(Beginning of Dataset content)

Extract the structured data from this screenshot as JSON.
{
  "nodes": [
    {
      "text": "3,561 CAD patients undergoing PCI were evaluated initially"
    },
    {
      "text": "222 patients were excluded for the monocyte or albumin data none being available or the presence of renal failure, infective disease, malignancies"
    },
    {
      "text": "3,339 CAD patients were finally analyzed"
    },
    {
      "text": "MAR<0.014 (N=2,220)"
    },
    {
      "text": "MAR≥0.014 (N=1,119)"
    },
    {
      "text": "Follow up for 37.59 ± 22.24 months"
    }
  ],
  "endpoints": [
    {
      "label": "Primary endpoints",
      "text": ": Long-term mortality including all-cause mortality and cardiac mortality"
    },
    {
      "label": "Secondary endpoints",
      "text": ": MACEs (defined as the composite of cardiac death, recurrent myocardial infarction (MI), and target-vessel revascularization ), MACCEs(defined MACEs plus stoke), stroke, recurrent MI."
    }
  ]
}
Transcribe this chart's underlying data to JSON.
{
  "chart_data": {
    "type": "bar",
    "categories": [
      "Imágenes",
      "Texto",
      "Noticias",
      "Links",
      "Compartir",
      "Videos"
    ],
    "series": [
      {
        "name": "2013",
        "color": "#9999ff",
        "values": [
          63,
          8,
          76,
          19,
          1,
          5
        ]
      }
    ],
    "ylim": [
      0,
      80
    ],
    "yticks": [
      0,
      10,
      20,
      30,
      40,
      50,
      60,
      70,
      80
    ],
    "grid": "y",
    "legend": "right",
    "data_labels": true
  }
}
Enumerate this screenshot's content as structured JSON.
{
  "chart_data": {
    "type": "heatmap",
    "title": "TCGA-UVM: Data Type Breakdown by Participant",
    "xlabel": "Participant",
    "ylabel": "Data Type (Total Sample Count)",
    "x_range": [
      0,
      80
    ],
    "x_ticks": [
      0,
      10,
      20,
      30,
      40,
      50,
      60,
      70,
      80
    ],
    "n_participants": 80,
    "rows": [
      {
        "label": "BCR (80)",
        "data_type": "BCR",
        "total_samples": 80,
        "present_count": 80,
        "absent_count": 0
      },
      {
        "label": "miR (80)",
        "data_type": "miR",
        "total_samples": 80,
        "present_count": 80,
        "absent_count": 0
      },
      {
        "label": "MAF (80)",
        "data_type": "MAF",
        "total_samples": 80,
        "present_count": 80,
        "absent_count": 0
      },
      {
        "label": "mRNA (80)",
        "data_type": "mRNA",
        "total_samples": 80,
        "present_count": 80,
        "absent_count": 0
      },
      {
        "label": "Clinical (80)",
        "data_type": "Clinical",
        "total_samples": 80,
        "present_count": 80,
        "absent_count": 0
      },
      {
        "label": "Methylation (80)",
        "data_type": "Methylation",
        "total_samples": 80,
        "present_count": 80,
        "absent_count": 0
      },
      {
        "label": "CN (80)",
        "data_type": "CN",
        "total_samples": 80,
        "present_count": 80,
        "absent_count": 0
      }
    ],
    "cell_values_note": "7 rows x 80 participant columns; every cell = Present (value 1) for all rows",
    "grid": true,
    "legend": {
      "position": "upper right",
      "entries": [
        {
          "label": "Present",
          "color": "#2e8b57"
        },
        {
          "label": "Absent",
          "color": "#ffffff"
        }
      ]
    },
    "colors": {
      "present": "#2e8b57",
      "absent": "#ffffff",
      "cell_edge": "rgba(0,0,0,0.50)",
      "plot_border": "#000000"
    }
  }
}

(End of Dataset content)

Task requirements
Retype each record, matching it exactly.

Answer space
Extract the structured data from this screenshot as JSON.
{
  "nodes": [
    {
      "text": "3,561 CAD patients undergoing PCI were evaluated initially"
    },
    {
      "text": "222 patients were excluded for the monocyte or albumin data none being available or the presence of renal failure, infective disease, malignancies"
    },
    {
      "text": "3,339 CAD patients were finally analyzed"
    },
    {
      "text": "MAR<0.014 (N=2,220)"
    },
    {
      "text": "MAR≥0.014 (N=1,119)"
    },
    {
      "text": "Follow up for 37.59 ± 22.24 months"
    }
  ],
  "endpoints": [
    {
      "label": "Primary endpoints",
      "text": ": Long-term mortality including all-cause mortality and cardiac mortality"
    },
    {
      "label": "Secondary endpoints",
      "text": ": MACEs (defined as the composite of cardiac death, recurrent myocardial infarction (MI), and target-vessel revascularization ), MACCEs(defined MACEs plus stoke), stroke, recurrent MI."
    }
  ]
}
Transcribe this chart's underlying data to JSON.
{
  "chart_data": {
    "type": "bar",
    "categories": [
      "Imágenes",
      "Texto",
      "Noticias",
      "Links",
      "Compartir",
      "Videos"
    ],
    "series": [
      {
        "name": "2013",
        "color": "#9999ff",
        "values": [
          63,
          8,
          76,
          19,
          1,
          5
        ]
      }
    ],
    "ylim": [
      0,
      80
    ],
    "yticks": [
      0,
      10,
      20,
      30,
      40,
      50,
      60,
      70,
      80
    ],
    "grid": "y",
    "legend": "right",
    "data_labels": true
  }
}
Enumerate this screenshot's content as structured JSON.
{
  "chart_data": {
    "type": "heatmap",
    "title": "TCGA-UVM: Data Type Breakdown by Participant",
    "xlabel": "Participant",
    "ylabel": "Data Type (Total Sample Count)",
    "x_range": [
      0,
      80
    ],
    "x_ticks": [
      0,
      10,
      20,
      30,
      40,
      50,
      60,
      70,
      80
    ],
    "n_participants": 80,
    "rows": [
      {
        "label": "BCR (80)",
        "data_type": "BCR",
        "total_samples": 80,
        "present_count": 80,
        "absent_count": 0
      },
      {
        "label": "miR (80)",
        "data_type": "miR",
        "total_samples": 80,
        "present_count": 80,
        "absent_count": 0
      },
      {
        "label": "MAF (80)",
        "data_type": "MAF",
        "total_samples": 80,
        "present_count": 80,
        "absent_count": 0
      },
      {
        "label": "mRNA (80)",
        "data_type": "mRNA",
        "total_samples": 80,
        "present_count": 80,
        "absent_count": 0
      },
      {
        "label": "Clinical (80)",
        "data_type": "Clinical",
        "total_samples": 80,
        "present_count": 80,
        "absent_count": 0
      },
      {
        "label": "Methylation (80)",
        "data_type": "Methylation",
        "total_samples": 80,
        "present_count": 80,
        "absent_count": 0
      },
      {
        "label": "CN (80)",
        "data_type": "CN",
        "total_samples": 80,
        "present_count": 80,
        "absent_count": 0
      }
    ],
    "cell_values_note": "7 rows x 80 participant columns; every cell = Present (value 1) for all rows",
    "grid": true,
    "legend": {
      "position": "upper right",
      "entries": [
        {
          "label": "Present",
          "color": "#2e8b57"
        },
        {
          "label": "Absent",
          "color": "#ffffff"
        }
      ]
    },
    "colors": {
      "present": "#2e8b57",
      "absent": "#ffffff",
      "cell_edge": "rgba(0,0,0,0.50)",
      "plot_border": "#000000"
    }
  }
}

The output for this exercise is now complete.